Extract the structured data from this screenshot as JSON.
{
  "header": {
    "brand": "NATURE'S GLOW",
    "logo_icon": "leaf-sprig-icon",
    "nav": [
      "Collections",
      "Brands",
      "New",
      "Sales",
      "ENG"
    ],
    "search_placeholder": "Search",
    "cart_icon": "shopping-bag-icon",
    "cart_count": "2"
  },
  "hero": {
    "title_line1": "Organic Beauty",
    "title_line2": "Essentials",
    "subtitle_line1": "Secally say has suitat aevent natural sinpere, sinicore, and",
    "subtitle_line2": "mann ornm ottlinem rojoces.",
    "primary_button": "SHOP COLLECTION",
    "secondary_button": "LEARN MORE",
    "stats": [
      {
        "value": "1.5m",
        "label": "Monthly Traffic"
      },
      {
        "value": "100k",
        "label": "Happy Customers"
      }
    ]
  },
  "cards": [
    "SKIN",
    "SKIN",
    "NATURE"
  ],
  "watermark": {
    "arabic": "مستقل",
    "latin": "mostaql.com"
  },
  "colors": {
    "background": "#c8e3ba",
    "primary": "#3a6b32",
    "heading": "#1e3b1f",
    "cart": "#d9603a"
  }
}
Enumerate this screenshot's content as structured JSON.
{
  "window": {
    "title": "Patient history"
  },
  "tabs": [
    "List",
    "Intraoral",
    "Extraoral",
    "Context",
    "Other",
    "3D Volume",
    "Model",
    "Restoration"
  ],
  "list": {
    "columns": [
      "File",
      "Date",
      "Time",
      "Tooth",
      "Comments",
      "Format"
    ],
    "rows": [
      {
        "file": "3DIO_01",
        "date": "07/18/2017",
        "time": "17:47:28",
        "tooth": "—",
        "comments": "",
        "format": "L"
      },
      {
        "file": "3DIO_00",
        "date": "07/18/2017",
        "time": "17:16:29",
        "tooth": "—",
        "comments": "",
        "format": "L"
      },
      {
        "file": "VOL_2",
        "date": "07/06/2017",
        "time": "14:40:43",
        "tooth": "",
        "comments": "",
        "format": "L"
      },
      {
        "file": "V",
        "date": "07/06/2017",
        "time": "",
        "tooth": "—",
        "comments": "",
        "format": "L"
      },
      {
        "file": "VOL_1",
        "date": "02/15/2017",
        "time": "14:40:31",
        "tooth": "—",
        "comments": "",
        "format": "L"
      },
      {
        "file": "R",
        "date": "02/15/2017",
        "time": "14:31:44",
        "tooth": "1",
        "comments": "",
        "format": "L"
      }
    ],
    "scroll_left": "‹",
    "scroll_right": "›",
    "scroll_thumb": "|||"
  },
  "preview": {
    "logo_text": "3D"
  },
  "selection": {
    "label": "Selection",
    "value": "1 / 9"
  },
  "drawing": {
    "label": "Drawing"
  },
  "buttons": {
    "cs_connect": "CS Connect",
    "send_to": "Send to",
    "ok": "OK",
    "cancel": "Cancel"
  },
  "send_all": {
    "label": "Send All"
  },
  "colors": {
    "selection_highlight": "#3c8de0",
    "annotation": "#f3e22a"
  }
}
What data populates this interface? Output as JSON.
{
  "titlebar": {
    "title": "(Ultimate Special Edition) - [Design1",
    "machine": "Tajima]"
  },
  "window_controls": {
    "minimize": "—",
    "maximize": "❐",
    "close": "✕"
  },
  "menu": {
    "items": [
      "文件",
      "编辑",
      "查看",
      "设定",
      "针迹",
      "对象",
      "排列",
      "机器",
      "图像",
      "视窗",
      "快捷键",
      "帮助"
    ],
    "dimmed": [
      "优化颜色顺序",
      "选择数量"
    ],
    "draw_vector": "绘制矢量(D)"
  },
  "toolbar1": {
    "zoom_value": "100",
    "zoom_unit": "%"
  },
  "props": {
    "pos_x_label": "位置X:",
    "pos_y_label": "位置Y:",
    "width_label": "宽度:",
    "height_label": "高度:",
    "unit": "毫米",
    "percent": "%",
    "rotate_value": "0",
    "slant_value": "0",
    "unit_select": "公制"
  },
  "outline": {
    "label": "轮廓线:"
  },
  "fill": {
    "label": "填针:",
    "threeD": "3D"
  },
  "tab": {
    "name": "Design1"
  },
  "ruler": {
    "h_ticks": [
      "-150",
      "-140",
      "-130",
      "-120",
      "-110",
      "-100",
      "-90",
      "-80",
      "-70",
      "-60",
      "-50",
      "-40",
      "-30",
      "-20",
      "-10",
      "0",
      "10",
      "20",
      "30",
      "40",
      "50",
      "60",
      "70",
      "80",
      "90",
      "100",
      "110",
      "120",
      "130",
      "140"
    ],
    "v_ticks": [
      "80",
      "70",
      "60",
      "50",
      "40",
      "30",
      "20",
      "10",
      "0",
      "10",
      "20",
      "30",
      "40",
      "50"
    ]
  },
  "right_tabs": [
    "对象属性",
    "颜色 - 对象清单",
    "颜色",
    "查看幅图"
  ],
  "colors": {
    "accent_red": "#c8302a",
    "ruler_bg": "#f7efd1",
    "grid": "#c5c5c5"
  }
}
..........
Return the lines above exactly, keeping every word.

Task output.
Extract the structured data from this screenshot as JSON.
{
  "header": {
    "brand": "NATURE'S GLOW",
    "logo_icon": "leaf-sprig-icon",
    "nav": [
      "Collections",
      "Brands",
      "New",
      "Sales",
      "ENG"
    ],
    "search_placeholder": "Search",
    "cart_icon": "shopping-bag-icon",
    "cart_count": "2"
  },
  "hero": {
    "title_line1": "Organic Beauty",
    "title_line2": "Essentials",
    "subtitle_line1": "Secally say has suitat aevent natural sinpere, sinicore, and",
    "subtitle_line2": "mann ornm ottlinem rojoces.",
    "primary_button": "SHOP COLLECTION",
    "secondary_button": "LEARN MORE",
    "stats": [
      {
        "value": "1.5m",
        "label": "Monthly Traffic"
      },
      {
        "value": "100k",
        "label": "Happy Customers"
      }
    ]
  },
  "cards": [
    "SKIN",
    "SKIN",
    "NATURE"
  ],
  "watermark": {
    "arabic": "مستقل",
    "latin": "mostaql.com"
  },
  "colors": {
    "background": "#c8e3ba",
    "primary": "#3a6b32",
    "heading": "#1e3b1f",
    "cart": "#d9603a"
  }
}
Enumerate this screenshot's content as structured JSON.
{
  "window": {
    "title": "Patient history"
  },
  "tabs": [
    "List",
    "Intraoral",
    "Extraoral",
    "Context",
    "Other",
    "3D Volume",
    "Model",
    "Restoration"
  ],
  "list": {
    "columns": [
      "File",
      "Date",
      "Time",
      "Tooth",
      "Comments",
      "Format"
    ],
    "rows": [
      {
        "file": "3DIO_01",
        "date": "07/18/2017",
        "time": "17:47:28",
        "tooth": "—",
        "comments": "",
        "format": "L"
      },
      {
        "file": "3DIO_00",
        "date": "07/18/2017",
        "time": "17:16:29",
        "tooth": "—",
        "comments": "",
        "format": "L"
      },
      {
        "file": "VOL_2",
        "date": "07/06/2017",
        "time": "14:40:43",
        "tooth": "",
        "comments": "",
        "format": "L"
      },
      {
        "file": "V",
        "date": "07/06/2017",
        "time": "",
        "tooth": "—",
        "comments": "",
        "format": "L"
      },
      {
        "file": "VOL_1",
        "date": "02/15/2017",
        "time": "14:40:31",
        "tooth": "—",
        "comments": "",
        "format": "L"
      },
      {
        "file": "R",
        "date": "02/15/2017",
        "time": "14:31:44",
        "tooth": "1",
        "comments": "",
        "format": "L"
      }
    ],
    "scroll_left": "‹",
    "scroll_right": "›",
    "scroll_thumb": "|||"
  },
  "preview": {
    "logo_text": "3D"
  },
  "selection": {
    "label": "Selection",
    "value": "1 / 9"
  },
  "drawing": {
    "label": "Drawing"
  },
  "buttons": {
    "cs_connect": "CS Connect",
    "send_to": "Send to",
    "ok": "OK",
    "cancel": "Cancel"
  },
  "send_all": {
    "label": "Send All"
  },
  "colors": {
    "selection_highlight": "#3c8de0",
    "annotation": "#f3e22a"
  }
}
What data populates this interface? Output as JSON.
{
  "titlebar": {
    "title": "(Ultimate Special Edition) - [Design1",
    "machine": "Tajima]"
  },
  "window_controls": {
    "minimize": "—",
    "maximize": "❐",
    "close": "✕"
  },
  "menu": {
    "items": [
      "文件",
      "编辑",
      "查看",
      "设定",
      "针迹",
      "对象",
      "排列",
      "机器",
      "图像",
      "视窗",
      "快捷键",
      "帮助"
    ],
    "dimmed": [
      "优化颜色顺序",
      "选择数量"
    ],
    "draw_vector": "绘制矢量(D)"
  },
  "toolbar1": {
    "zoom_value": "100",
    "zoom_unit": "%"
  },
  "props": {
    "pos_x_label": "位置X:",
    "pos_y_label": "位置Y:",
    "width_label": "宽度:",
    "height_label": "高度:",
    "unit": "毫米",
    "percent": "%",
    "rotate_value": "0",
    "slant_value": "0",
    "unit_select": "公制"
  },
  "outline": {
    "label": "轮廓线:"
  },
  "fill": {
    "label": "填针:",
    "threeD": "3D"
  },
  "tab": {
    "name": "Design1"
  },
  "ruler": {
    "h_ticks": [
      "-150",
      "-140",
      "-130",
      "-120",
      "-110",
      "-100",
      "-90",
      "-80",
      "-70",
      "-60",
      "-50",
      "-40",
      "-30",
      "-20",
      "-10",
      "0",
      "10",
      "20",
      "30",
      "40",
      "50",
      "60",
      "70",
      "80",
      "90",
      "100",
      "110",
      "120",
      "130",
      "140"
    ],
    "v_ticks": [
      "80",
      "70",
      "60",
      "50",
      "40",
      "30",
      "20",
      "10",
      "0",
      "10",
      "20",
      "30",
      "40",
      "50"
    ]
  },
  "right_tabs": [
    "对象属性",
    "颜色 - 对象清单",
    "颜色",
    "查看幅图"
  ],
  "colors": {
    "accent_red": "#c8302a",
    "ruler_bg": "#f7efd1",
    "grid": "#c5c5c5"
  }
}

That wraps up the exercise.